═════ LISTED ENTRIES
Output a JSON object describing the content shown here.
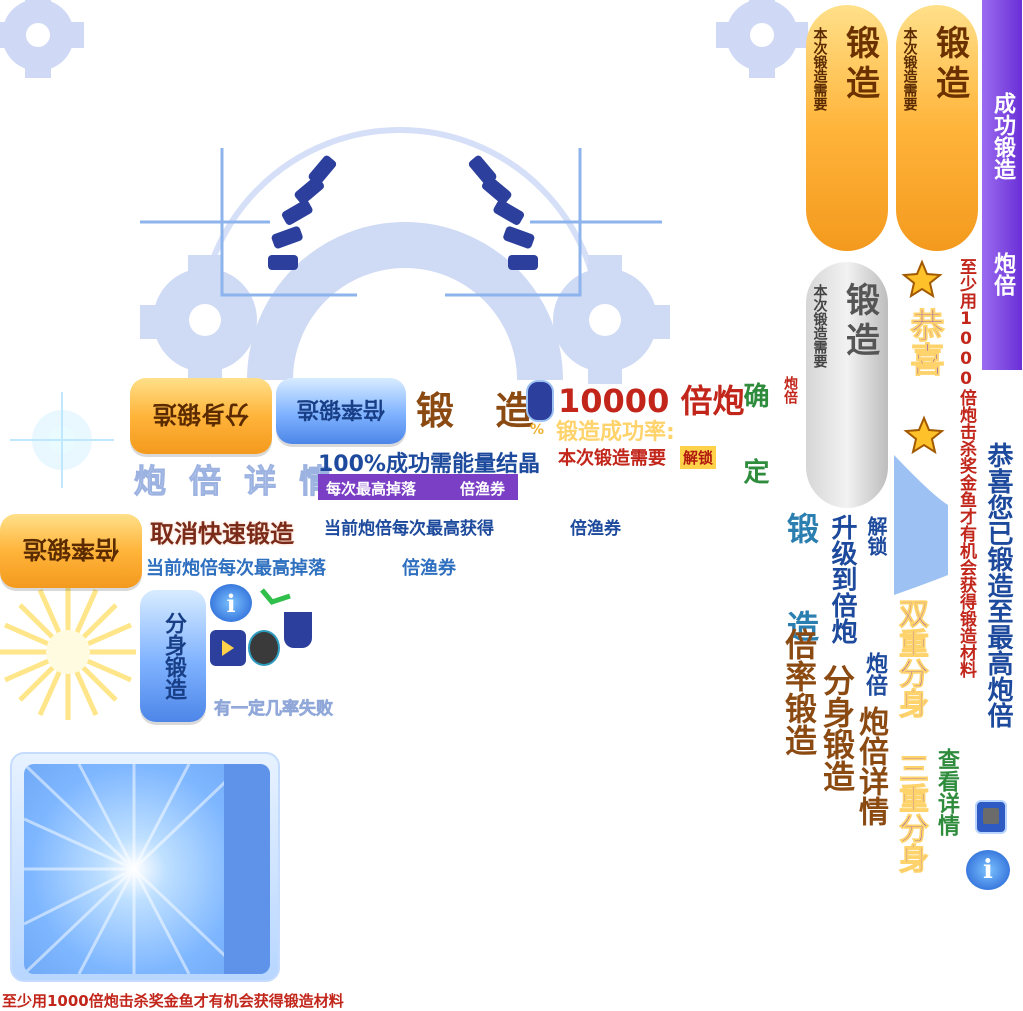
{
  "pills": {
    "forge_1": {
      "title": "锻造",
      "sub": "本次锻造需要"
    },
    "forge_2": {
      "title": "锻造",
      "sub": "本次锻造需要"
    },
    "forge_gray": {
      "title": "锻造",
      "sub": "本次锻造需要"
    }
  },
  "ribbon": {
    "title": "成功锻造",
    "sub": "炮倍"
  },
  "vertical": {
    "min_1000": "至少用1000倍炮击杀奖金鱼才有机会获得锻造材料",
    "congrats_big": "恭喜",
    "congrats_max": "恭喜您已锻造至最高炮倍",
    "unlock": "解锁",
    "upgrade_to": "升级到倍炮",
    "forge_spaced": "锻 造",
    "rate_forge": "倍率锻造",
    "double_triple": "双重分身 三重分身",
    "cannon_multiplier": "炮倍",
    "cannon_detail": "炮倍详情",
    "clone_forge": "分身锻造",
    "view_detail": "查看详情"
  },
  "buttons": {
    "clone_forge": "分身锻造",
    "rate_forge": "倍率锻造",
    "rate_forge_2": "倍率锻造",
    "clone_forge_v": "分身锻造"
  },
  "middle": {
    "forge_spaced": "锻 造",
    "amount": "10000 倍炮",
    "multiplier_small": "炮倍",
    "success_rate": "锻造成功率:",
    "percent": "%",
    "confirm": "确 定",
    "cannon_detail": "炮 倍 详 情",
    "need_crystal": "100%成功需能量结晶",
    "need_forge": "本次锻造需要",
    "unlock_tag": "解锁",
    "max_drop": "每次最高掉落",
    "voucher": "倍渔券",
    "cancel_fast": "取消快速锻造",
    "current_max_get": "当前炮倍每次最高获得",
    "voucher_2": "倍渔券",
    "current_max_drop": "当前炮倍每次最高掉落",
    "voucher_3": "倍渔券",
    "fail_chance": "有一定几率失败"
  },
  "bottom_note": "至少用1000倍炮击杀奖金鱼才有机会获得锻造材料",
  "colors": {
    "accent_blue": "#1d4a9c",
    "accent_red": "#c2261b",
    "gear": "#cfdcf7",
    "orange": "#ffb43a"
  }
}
══════════
═════ LISTED ENTRIES
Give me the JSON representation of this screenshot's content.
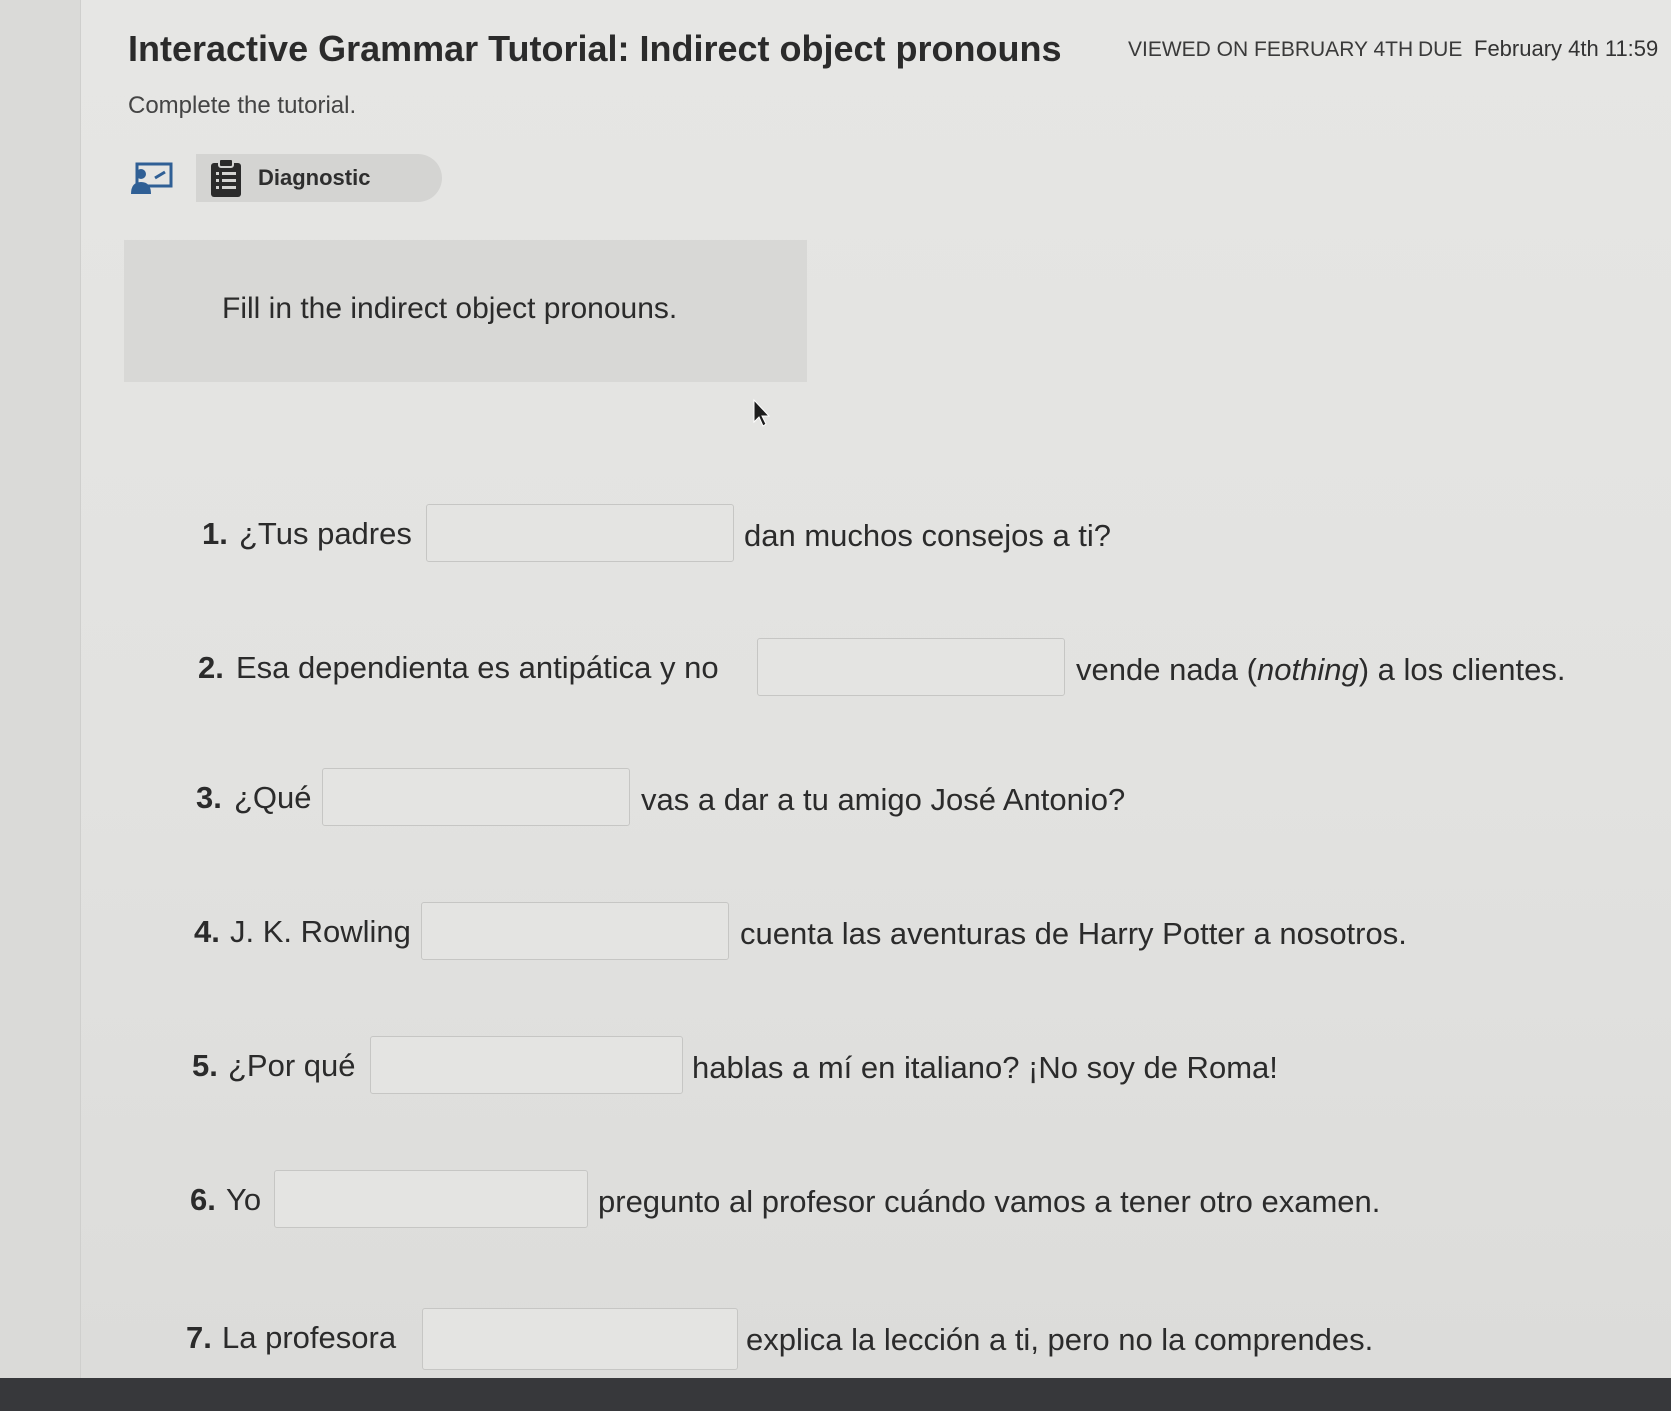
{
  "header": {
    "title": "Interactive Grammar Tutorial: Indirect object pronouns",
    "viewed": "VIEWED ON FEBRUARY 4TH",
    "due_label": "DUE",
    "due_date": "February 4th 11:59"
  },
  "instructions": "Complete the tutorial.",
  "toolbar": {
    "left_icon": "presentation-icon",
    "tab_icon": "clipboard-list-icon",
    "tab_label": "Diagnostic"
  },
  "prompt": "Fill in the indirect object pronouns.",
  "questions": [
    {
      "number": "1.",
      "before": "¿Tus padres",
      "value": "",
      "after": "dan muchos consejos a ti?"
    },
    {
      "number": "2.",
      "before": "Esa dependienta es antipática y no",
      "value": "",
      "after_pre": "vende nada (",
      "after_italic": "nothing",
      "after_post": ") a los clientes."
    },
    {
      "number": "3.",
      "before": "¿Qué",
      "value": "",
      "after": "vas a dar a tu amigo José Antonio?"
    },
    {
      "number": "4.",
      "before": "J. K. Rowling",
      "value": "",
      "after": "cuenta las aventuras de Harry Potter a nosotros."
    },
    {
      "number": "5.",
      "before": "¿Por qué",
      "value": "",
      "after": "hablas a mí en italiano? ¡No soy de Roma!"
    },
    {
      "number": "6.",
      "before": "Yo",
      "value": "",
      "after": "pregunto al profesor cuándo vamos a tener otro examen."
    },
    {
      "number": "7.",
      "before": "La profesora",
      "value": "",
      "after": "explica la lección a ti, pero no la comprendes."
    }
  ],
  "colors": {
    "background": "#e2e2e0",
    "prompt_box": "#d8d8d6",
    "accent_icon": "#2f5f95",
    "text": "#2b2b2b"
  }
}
══════════
* [SHORT PROBLEM]:
Report each line in the data that holds the word "pronouns".

* [OUTPUT FOR THIS TASK]:
    "title": "Interactive Grammar Tutorial: Indirect object pronouns",
  "prompt": "Fill in the indirect object pronouns.",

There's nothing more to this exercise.